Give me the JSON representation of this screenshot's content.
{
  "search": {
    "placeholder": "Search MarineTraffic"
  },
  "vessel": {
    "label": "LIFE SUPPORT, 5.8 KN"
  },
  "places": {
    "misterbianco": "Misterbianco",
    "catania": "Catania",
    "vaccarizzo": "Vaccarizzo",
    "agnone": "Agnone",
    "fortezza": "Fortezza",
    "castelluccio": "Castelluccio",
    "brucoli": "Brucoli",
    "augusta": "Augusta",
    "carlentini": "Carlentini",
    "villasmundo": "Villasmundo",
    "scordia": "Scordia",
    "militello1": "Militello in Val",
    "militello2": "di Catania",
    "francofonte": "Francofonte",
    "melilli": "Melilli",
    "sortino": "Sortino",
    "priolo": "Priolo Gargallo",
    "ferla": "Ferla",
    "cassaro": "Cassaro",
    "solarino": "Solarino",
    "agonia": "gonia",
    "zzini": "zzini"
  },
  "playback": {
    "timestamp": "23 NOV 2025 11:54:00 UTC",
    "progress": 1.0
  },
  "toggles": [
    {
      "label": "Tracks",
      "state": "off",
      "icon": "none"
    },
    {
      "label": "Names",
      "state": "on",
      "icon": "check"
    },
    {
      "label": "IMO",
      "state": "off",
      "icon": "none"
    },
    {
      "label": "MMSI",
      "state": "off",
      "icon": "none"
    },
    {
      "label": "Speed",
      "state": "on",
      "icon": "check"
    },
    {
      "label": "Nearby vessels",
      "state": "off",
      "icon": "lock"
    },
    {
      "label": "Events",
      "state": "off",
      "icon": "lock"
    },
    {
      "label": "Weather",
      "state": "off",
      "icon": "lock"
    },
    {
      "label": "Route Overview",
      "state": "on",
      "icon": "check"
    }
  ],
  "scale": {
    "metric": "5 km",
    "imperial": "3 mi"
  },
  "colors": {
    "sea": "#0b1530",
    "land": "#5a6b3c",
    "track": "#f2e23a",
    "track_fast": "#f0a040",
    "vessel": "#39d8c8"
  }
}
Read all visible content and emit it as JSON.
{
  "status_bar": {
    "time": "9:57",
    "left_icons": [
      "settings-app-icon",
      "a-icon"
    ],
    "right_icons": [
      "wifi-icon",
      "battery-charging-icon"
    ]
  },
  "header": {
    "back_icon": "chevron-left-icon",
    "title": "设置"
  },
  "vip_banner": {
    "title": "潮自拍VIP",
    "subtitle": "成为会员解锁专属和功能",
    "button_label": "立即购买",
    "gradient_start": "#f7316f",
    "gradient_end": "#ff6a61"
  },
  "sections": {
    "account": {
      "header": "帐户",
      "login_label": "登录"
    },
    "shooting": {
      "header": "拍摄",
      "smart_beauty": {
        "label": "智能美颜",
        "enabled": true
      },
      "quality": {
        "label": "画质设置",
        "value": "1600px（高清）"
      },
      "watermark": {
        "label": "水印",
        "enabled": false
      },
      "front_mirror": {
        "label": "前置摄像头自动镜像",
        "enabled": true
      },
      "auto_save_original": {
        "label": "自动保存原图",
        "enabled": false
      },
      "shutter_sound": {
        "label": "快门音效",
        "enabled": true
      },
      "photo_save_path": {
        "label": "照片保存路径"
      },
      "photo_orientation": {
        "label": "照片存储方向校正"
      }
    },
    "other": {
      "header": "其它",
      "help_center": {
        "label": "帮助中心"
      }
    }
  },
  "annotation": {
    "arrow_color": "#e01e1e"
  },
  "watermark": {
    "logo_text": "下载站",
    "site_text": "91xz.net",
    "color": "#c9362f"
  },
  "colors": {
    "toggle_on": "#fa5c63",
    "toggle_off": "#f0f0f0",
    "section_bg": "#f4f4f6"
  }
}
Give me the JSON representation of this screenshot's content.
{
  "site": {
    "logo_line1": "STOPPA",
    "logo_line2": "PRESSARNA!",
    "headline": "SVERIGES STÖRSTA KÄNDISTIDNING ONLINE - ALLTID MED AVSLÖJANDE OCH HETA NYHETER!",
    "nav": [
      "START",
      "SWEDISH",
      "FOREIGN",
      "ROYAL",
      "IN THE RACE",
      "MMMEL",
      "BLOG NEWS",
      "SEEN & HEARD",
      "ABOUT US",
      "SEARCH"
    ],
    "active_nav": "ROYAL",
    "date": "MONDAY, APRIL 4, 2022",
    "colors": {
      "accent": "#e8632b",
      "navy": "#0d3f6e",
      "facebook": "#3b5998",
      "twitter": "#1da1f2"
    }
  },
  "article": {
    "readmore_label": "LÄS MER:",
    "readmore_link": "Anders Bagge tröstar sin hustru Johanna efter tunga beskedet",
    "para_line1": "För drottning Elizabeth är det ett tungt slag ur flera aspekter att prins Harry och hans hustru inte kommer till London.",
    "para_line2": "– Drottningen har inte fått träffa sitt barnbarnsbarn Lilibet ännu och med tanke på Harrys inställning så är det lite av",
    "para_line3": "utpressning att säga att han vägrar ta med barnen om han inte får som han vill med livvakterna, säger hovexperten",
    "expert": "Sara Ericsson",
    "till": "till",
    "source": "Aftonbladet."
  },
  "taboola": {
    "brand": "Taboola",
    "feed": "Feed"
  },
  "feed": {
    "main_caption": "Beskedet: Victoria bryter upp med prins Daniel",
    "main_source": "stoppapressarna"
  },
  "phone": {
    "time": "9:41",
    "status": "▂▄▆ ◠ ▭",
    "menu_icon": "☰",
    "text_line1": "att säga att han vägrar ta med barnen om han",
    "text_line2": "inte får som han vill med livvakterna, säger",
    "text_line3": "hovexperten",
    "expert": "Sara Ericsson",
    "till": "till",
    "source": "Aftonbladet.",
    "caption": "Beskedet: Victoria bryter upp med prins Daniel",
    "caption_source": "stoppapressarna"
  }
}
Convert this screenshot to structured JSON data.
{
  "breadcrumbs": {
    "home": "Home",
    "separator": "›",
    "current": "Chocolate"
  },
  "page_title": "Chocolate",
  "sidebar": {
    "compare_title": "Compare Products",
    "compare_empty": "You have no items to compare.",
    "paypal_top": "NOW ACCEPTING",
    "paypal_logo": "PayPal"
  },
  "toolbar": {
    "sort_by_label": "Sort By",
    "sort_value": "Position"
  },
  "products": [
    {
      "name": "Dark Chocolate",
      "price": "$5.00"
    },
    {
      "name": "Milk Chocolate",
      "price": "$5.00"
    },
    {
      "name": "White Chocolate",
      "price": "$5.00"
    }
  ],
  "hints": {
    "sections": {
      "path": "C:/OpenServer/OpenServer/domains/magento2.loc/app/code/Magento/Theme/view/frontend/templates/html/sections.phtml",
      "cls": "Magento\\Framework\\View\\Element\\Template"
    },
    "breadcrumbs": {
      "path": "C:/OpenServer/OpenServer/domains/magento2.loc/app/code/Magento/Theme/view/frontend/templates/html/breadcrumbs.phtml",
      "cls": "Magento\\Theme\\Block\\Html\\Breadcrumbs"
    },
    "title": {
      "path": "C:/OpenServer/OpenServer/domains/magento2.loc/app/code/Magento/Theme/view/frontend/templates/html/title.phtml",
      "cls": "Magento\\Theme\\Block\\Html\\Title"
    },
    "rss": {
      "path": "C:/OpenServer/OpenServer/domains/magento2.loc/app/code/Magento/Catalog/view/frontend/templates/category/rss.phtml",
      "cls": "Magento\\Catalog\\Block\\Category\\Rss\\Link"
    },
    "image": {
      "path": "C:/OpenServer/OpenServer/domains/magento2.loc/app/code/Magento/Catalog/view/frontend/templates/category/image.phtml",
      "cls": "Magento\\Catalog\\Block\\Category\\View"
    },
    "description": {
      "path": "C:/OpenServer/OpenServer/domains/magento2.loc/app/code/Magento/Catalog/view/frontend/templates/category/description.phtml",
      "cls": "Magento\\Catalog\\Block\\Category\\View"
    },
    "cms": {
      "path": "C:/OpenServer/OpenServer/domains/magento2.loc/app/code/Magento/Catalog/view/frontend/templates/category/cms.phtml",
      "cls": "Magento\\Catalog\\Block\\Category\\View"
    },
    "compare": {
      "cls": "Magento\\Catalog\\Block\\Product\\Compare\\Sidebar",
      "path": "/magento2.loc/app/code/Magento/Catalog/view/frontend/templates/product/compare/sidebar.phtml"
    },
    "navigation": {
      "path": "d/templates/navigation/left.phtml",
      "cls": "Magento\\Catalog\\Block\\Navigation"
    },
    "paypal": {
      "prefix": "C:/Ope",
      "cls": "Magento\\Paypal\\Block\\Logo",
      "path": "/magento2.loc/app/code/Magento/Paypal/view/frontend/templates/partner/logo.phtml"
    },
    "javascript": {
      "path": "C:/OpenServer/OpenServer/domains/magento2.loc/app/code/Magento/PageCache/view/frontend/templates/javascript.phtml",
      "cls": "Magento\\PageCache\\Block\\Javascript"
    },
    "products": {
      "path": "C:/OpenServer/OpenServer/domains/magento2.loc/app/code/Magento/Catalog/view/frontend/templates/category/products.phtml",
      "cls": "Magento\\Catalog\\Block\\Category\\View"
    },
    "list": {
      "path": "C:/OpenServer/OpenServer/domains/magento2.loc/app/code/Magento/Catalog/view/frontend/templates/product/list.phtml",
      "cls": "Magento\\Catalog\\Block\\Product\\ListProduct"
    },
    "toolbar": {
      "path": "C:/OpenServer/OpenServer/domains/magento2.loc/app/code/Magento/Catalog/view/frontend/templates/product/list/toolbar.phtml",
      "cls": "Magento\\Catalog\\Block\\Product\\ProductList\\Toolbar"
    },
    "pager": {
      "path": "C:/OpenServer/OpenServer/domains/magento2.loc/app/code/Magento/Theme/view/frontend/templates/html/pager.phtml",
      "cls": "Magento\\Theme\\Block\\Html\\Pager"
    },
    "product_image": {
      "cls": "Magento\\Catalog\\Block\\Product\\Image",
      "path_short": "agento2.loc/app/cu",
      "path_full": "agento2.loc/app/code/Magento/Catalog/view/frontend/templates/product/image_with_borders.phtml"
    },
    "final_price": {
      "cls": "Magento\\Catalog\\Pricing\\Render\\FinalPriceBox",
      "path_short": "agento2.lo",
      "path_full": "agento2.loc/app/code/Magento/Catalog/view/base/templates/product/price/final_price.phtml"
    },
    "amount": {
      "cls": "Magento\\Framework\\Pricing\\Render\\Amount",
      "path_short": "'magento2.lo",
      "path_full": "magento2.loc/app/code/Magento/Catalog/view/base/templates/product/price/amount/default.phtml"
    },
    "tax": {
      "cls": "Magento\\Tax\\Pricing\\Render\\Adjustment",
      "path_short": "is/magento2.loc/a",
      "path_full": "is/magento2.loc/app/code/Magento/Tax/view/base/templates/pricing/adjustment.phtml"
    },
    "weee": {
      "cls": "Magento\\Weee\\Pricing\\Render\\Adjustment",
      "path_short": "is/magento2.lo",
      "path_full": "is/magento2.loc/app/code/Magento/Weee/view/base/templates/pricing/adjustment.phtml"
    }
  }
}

*-*-*

Among these entries, how many lines include the string "domains"? Reply with the number by itself.

(Answer to this task) 12